Pick out the lines in the listing below that contain the word "Hosting" and copy them.

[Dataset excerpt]
--

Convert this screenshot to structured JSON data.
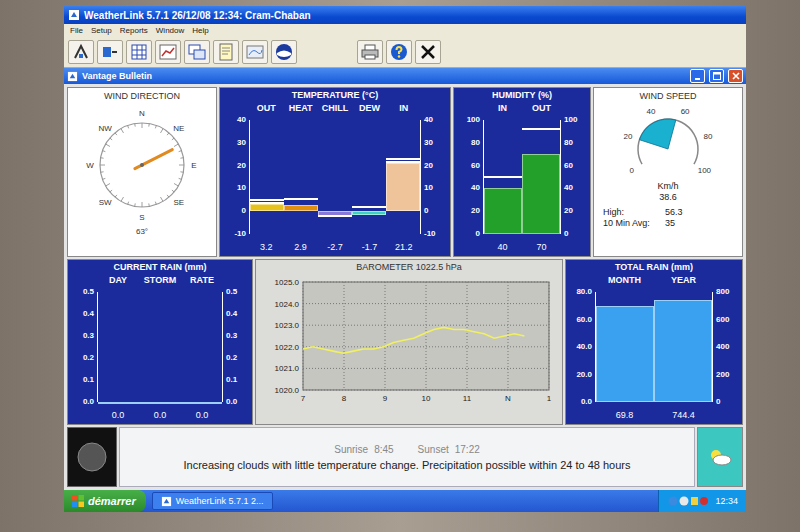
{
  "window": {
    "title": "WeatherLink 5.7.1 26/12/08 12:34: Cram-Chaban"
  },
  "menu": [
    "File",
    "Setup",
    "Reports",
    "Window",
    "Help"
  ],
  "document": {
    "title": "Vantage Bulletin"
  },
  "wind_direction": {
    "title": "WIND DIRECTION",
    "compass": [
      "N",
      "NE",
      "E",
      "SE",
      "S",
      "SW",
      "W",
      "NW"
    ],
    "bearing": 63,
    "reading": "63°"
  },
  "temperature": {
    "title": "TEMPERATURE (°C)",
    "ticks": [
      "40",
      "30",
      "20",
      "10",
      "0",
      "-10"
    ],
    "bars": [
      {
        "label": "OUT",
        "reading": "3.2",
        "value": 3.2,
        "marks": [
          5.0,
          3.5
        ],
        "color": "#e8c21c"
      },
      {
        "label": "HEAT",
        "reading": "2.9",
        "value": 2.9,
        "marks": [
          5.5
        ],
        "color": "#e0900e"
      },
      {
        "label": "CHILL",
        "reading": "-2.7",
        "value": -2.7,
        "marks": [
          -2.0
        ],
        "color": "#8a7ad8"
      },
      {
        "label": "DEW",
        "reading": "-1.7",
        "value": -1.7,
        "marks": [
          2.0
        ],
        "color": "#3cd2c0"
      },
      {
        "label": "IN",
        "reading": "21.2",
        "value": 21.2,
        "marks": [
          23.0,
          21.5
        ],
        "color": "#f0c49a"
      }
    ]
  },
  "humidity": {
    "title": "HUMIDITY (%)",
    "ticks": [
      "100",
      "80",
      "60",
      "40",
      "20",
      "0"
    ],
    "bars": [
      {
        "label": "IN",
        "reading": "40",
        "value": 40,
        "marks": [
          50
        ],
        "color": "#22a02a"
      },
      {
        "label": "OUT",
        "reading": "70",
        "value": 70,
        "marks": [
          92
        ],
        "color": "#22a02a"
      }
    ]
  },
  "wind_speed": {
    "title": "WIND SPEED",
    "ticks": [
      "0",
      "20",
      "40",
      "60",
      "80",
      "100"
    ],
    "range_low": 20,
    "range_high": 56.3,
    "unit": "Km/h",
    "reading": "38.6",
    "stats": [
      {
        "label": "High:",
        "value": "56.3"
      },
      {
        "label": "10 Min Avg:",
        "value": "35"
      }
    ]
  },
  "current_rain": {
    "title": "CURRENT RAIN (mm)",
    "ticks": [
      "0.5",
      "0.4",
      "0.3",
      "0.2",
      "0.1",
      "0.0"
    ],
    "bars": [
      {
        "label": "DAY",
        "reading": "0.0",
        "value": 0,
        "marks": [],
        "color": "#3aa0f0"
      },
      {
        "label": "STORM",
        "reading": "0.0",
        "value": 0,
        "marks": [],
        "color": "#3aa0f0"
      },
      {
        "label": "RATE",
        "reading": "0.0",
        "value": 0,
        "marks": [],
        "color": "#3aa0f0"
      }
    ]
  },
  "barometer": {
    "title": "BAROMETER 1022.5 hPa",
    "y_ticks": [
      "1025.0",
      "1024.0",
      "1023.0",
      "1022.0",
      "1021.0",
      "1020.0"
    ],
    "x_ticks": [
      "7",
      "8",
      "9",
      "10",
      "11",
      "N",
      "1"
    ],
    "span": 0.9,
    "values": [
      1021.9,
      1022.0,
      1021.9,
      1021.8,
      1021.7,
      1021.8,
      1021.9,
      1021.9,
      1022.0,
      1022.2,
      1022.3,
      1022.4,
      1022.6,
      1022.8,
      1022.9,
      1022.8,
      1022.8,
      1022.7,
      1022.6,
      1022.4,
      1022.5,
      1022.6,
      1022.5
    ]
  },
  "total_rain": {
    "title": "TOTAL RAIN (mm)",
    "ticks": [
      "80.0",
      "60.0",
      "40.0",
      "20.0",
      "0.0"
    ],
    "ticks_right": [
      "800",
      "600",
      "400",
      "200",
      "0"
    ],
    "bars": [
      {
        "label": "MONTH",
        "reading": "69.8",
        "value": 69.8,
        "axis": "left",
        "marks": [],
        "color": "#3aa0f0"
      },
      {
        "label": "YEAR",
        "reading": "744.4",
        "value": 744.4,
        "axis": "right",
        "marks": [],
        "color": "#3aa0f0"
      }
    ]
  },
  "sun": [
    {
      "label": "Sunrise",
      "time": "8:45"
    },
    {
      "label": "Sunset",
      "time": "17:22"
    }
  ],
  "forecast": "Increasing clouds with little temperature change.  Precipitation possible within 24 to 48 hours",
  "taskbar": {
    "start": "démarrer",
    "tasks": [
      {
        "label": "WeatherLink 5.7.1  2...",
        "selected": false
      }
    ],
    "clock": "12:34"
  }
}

--

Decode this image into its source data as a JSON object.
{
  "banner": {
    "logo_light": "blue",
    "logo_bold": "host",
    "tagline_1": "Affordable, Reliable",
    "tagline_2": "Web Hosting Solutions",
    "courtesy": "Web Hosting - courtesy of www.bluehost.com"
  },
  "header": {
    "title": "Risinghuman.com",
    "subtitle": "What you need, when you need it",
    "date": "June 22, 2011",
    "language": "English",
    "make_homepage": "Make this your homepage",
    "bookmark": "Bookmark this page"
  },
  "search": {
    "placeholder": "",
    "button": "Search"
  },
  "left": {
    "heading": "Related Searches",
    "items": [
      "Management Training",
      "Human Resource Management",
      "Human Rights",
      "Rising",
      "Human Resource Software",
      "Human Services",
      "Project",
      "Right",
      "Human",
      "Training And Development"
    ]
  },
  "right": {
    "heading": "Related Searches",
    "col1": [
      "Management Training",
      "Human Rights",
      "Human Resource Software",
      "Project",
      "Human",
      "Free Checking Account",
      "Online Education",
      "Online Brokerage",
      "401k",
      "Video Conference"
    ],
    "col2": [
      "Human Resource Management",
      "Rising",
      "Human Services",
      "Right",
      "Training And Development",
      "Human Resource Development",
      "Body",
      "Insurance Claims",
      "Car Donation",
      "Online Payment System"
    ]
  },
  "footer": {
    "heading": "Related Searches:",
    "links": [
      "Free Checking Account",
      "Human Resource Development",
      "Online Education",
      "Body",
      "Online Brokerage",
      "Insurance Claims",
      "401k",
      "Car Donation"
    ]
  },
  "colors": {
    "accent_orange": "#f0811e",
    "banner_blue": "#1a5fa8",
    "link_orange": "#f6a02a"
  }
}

--

TASK SOLUTION -
    "tagline_2": "Web Hosting Solutions",
    "courtesy": "Web Hosting - courtesy of www.bluehost.com"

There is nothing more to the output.